— Start of Records supplied —

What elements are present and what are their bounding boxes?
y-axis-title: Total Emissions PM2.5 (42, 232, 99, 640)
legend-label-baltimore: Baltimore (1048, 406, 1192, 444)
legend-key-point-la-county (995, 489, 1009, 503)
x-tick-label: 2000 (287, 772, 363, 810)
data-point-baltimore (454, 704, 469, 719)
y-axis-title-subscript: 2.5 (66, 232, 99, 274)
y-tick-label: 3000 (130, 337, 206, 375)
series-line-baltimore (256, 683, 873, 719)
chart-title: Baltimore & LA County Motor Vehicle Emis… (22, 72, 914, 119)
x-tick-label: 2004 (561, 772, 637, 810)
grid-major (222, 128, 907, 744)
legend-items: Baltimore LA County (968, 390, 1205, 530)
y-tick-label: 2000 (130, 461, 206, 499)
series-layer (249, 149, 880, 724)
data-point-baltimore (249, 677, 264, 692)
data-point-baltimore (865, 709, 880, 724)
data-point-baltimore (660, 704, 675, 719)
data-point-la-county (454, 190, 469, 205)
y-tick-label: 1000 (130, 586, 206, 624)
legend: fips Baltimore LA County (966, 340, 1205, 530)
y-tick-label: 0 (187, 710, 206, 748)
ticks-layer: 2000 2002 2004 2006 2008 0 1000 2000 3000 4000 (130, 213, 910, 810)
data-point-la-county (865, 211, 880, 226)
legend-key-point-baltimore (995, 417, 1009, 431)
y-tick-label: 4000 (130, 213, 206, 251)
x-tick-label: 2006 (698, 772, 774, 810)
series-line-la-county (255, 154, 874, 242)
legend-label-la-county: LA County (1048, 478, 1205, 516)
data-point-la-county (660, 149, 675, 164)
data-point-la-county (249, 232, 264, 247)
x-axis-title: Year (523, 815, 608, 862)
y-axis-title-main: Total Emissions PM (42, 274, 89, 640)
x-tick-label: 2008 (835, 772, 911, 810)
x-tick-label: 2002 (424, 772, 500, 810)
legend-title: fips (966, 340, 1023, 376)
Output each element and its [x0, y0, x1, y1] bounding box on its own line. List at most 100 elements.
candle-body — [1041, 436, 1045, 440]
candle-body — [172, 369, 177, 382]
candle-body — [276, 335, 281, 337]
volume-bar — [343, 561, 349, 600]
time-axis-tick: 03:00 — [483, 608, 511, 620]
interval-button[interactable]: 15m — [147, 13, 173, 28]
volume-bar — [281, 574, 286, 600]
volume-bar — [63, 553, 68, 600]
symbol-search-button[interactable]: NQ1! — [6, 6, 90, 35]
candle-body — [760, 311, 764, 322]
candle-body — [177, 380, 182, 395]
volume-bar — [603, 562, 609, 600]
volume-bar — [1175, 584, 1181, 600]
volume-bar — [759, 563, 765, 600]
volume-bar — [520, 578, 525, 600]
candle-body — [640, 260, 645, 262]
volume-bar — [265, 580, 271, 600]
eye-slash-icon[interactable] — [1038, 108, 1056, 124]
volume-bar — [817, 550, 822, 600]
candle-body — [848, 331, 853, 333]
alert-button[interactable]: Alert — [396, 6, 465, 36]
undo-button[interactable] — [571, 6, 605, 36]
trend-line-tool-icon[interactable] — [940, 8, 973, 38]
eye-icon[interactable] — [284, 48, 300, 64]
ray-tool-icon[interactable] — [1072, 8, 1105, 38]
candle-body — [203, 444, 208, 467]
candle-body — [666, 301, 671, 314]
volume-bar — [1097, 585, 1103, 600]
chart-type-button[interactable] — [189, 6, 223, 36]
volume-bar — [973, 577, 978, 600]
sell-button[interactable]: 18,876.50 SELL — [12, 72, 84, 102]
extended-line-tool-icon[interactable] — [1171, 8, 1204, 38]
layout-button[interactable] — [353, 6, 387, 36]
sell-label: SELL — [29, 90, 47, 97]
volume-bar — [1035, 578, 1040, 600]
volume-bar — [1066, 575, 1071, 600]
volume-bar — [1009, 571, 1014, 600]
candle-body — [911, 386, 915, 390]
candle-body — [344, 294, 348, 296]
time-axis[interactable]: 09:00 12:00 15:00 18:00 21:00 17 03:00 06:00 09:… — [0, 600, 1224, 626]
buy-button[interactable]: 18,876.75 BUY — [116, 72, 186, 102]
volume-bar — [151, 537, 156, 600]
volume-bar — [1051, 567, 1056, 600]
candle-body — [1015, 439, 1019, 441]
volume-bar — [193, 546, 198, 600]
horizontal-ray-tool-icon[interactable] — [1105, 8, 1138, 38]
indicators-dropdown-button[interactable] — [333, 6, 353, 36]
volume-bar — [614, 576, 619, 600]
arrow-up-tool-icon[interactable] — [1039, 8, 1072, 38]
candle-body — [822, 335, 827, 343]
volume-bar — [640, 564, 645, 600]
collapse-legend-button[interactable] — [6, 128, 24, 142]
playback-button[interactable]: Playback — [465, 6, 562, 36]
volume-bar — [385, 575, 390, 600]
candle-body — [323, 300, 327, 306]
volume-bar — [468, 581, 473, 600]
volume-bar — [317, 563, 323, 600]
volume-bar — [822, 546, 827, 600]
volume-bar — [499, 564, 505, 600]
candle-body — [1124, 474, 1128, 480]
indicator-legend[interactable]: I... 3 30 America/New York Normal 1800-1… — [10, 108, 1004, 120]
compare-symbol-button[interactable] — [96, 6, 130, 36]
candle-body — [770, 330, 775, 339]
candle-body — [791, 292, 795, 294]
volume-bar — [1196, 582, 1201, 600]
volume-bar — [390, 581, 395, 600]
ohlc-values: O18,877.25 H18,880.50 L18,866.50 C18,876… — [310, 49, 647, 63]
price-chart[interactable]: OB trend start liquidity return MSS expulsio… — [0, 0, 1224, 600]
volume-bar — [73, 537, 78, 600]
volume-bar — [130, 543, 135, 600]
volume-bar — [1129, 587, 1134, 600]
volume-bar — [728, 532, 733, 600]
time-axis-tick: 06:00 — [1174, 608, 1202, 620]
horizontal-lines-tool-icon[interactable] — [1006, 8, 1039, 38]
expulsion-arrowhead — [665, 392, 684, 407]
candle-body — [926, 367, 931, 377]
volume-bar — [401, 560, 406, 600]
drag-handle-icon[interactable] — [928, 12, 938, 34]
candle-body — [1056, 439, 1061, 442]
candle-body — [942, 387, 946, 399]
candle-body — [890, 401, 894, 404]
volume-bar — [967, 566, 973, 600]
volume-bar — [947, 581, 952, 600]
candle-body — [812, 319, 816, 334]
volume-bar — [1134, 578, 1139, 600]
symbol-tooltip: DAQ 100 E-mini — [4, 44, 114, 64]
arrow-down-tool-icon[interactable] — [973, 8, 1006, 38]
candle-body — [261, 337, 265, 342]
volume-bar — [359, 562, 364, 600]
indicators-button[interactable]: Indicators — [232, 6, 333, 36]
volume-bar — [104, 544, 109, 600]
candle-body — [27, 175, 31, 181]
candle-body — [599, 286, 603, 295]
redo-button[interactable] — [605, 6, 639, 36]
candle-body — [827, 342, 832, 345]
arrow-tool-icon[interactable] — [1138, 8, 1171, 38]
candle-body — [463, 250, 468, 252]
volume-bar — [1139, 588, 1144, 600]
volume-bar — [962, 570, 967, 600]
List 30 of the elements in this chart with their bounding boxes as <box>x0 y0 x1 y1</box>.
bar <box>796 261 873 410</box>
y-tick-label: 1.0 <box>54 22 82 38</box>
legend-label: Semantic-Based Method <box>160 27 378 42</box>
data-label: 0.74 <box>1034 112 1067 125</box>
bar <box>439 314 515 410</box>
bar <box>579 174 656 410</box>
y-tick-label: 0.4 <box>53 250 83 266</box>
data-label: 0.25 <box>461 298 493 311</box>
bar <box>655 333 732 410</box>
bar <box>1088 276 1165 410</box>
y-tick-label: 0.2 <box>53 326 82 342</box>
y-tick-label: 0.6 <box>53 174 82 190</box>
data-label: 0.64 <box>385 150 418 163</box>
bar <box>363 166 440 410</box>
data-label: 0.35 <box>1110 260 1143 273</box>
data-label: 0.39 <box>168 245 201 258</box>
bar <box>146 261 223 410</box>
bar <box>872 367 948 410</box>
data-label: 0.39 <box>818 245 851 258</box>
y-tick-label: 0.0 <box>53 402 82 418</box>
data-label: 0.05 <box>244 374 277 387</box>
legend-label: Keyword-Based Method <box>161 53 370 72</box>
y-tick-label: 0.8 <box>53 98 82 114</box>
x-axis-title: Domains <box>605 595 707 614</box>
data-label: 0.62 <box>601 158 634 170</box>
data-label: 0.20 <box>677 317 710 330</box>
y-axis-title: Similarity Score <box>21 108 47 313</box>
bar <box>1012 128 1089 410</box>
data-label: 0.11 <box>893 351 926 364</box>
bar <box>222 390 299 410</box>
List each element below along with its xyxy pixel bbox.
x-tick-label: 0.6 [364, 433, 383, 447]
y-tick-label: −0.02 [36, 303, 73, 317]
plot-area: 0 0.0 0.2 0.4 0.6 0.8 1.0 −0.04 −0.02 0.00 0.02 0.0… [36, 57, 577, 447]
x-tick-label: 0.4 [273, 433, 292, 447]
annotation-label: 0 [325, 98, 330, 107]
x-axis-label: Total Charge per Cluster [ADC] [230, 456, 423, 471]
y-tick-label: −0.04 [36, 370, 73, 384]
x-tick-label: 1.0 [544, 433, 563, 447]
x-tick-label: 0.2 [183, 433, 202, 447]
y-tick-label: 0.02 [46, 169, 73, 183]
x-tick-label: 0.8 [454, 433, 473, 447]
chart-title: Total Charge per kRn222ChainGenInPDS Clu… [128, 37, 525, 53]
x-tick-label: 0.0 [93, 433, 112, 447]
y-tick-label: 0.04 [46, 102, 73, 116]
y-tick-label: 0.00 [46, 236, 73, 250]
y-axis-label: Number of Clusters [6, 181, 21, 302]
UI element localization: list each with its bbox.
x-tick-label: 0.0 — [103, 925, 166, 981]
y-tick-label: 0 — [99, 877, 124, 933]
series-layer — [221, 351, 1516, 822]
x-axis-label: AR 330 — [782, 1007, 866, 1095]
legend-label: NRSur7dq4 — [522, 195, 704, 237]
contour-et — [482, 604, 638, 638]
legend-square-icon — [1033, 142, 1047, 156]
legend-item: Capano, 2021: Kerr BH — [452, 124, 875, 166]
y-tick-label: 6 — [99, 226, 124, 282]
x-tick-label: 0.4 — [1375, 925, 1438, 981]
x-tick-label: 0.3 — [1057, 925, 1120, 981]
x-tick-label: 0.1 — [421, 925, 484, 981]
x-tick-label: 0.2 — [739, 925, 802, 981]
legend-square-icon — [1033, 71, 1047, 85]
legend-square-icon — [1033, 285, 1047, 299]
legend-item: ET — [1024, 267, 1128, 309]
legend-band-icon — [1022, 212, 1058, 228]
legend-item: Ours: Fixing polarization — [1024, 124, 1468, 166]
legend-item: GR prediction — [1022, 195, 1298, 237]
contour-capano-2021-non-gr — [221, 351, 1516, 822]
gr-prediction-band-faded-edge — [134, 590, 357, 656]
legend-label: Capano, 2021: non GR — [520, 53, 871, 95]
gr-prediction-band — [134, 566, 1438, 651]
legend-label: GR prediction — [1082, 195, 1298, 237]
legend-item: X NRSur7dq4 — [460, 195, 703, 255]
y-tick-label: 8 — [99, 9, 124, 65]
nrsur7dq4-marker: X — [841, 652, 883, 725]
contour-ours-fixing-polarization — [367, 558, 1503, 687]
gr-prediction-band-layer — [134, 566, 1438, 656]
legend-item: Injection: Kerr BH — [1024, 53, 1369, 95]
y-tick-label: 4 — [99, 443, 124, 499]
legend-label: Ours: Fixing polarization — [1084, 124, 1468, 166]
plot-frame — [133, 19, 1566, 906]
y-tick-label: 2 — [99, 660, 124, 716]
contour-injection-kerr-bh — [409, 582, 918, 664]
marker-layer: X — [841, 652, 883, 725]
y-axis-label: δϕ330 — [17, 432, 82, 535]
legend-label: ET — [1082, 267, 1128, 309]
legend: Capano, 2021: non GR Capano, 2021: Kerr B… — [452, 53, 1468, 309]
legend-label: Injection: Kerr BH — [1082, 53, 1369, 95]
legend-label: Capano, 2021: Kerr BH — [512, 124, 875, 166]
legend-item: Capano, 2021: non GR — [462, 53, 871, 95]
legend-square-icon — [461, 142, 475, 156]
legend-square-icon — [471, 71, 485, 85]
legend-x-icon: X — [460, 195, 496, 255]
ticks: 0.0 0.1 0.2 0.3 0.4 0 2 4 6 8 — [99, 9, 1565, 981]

— End of Records supplied —

• _Given exercise_:
Copy the lines from the start of the records through the line containing "y-tick-label: 1000 (130, 586, 206, 624)", including both ends.

• _Solution for this problem_:
What elements are present and what are their bounding boxes?
y-axis-title: Total Emissions PM2.5 (42, 232, 99, 640)
legend-label-baltimore: Baltimore (1048, 406, 1192, 444)
legend-key-point-la-county (995, 489, 1009, 503)
x-tick-label: 2000 (287, 772, 363, 810)
data-point-baltimore (454, 704, 469, 719)
y-axis-title-subscript: 2.5 (66, 232, 99, 274)
y-tick-label: 3000 (130, 337, 206, 375)
series-line-baltimore (256, 683, 873, 719)
chart-title: Baltimore & LA County Motor Vehicle Emis… (22, 72, 914, 119)
x-tick-label: 2004 (561, 772, 637, 810)
grid-major (222, 128, 907, 744)
legend-items: Baltimore LA County (968, 390, 1205, 530)
y-tick-label: 2000 (130, 461, 206, 499)
series-layer (249, 149, 880, 724)
data-point-baltimore (249, 677, 264, 692)
data-point-baltimore (865, 709, 880, 724)
data-point-baltimore (660, 704, 675, 719)
data-point-la-county (454, 190, 469, 205)
y-tick-label: 1000 (130, 586, 206, 624)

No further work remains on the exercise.